Each line containing the word "want" needs to be copied.

** START **

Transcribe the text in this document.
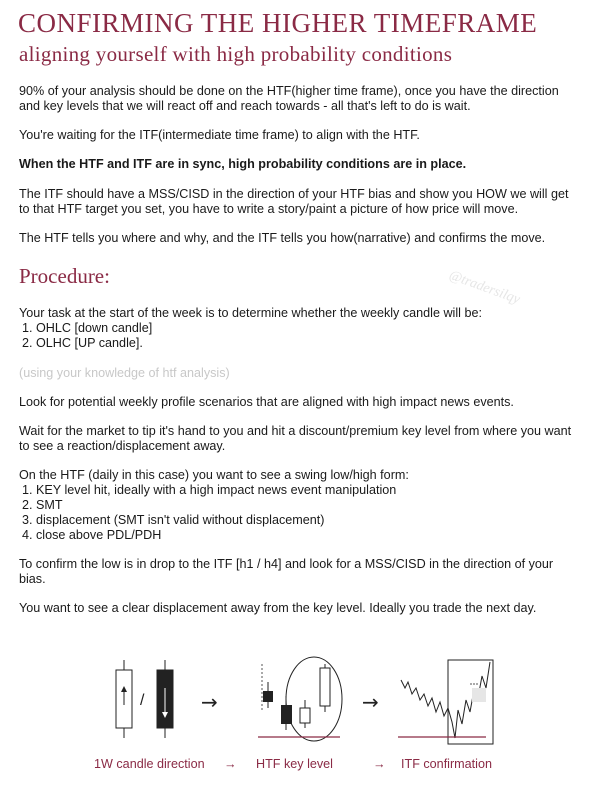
CONFIRMING THE HIGHER TIMEFRAME
aligning yourself with high probability conditions
90% of your analysis should be done on the HTF(higher time frame), once you have the direction and key levels that we will react off and reach towards - all that's left to do is wait.
You're waiting for the ITF(intermediate time frame) to align with the HTF.
When the HTF and ITF are in sync, high probability conditions are in place.
The ITF should have a MSS/CISD in the direction of your HTF bias and show you HOW we will get to that HTF target you set, you have to write a story/paint a picture of how price will move.
The HTF tells you where and why, and the ITF tells you how(narrative) and confirms the move.
Procedure:	@tradersilqy
Your task at the start of the week is to determine whether the weekly candle will be:
1. OHLC [down candle]
2. OLHC [UP candle].
(using your knowledge of htf analysis)
Look for potential weekly profile scenarios that are aligned with high impact news events.
Wait for the market to tip it's hand to you and hit a discount/premium key level from where you want to see a reaction/displacement away.
On the HTF (daily in this case) you want to see a swing low/high form:
1. KEY level hit, ideally with a high impact news event manipulation
2. SMT
3. displacement (SMT isn't valid without displacement)
4. close above PDL/PDH
To confirm the low is in drop to the ITF [h1 / h4] and look for a MSS/CISD in the direction of your bias.
You want to see a clear displacement away from the key level. Ideally you trade the next day.
/	→	→
1W candle direction → HTF key level	→ ITF confirmation
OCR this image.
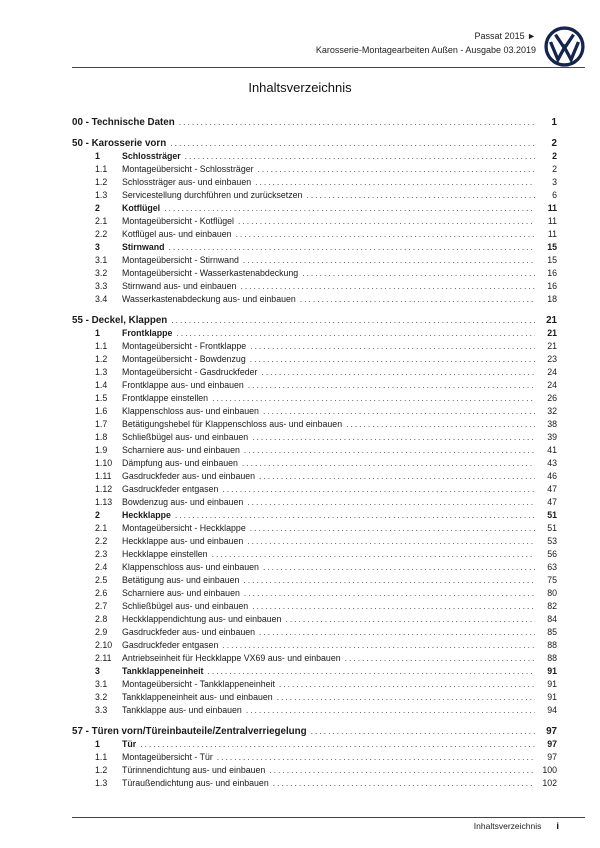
Passat 2015 ►
Karosserie-Montagearbeiten Außen - Ausgabe 03.2019
Inhaltsverzeichnis
00 - Technische Daten .....	1
50 - Karosserie vorn .....	2
1	Schlossträger .....	2
1.1	Montageübersicht - Schlossträger .....	2
1.2	Schlossträger aus- und einbauen .....	3
1.3	Servicestellung durchführen und zurücksetzen .....	6
2	Kotflügel .....	11
2.1	Montageübersicht - Kotflügel .....	11
2.2	Kotflügel aus- und einbauen .....	11
3	Stirnwand .....	15
3.1	Montageübersicht - Stirnwand .....	15
3.2	Montageübersicht - Wasserkastenabdeckung .....	16
3.3	Stirnwand aus- und einbauen .....	16
3.4	Wasserkastenabdeckung aus- und einbauen .....	18
55 - Deckel, Klappen .....	21
1	Frontklappe .....	21
1.1	Montageübersicht - Frontklappe .....	21
1.2	Montageübersicht - Bowdenzug .....	23
1.3	Montageübersicht - Gasdruckfeder .....	24
1.4	Frontklappe aus- und einbauen .....	24
1.5	Frontklappe einstellen .....	26
1.6	Klappenschloss aus- und einbauen .....	32
1.7	Betätigungshebel für Klappenschloss aus- und einbauen .....	38
1.8	Schließbügel aus- und einbauen .....	39
1.9	Scharniere aus- und einbauen .....	41
1.10	Dämpfung aus- und einbauen .....	43
1.11	Gasdruckfeder aus- und einbauen .....	46
1.12	Gasdruckfeder entgasen .....	47
1.13	Bowdenzug aus- und einbauen .....	47
2	Heckklappe .....	51
2.1	Montageübersicht - Heckklappe .....	51
2.2	Heckklappe aus- und einbauen .....	53
2.3	Heckklappe einstellen .....	56
2.4	Klappenschloss aus- und einbauen .....	63
2.5	Betätigung aus- und einbauen .....	75
2.6	Scharniere aus- und einbauen .....	80
2.7	Schließbügel aus- und einbauen .....	82
2.8	Heckklappendichtung aus- und einbauen .....	84
2.9	Gasdruckfeder aus- und einbauen .....	85
2.10	Gasdruckfeder entgasen .....	88
2.11	Antriebseinheit für Heckklappe VX69 aus- und einbauen .....	88
3	Tankklappeneinheit .....	91
3.1	Montageübersicht - Tankklappeneinheit .....	91
3.2	Tankklappeneinheit aus- und einbauen .....	91
3.3	Tankklappe aus- und einbauen .....	94
57 - Türen vorn/Türeinbauteile/Zentralverriegelung .....	97
1	Tür .....	97
1.1	Montageübersicht - Tür .....	97
1.2	Türinnendichtung aus- und einbauen .....	100
1.3	Türaußendichtung aus- und einbauen .....	102
Inhaltsverzeichnis i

** END **

FINAL RESULT –
Wait for the market to tip it's hand to you and hit a discount/premium key level from where you want to see a reaction/displacement away.
On the HTF (daily in this case) you want to see a swing low/high form:
You want to see a clear displacement away from the key level. Ideally you trade the next day.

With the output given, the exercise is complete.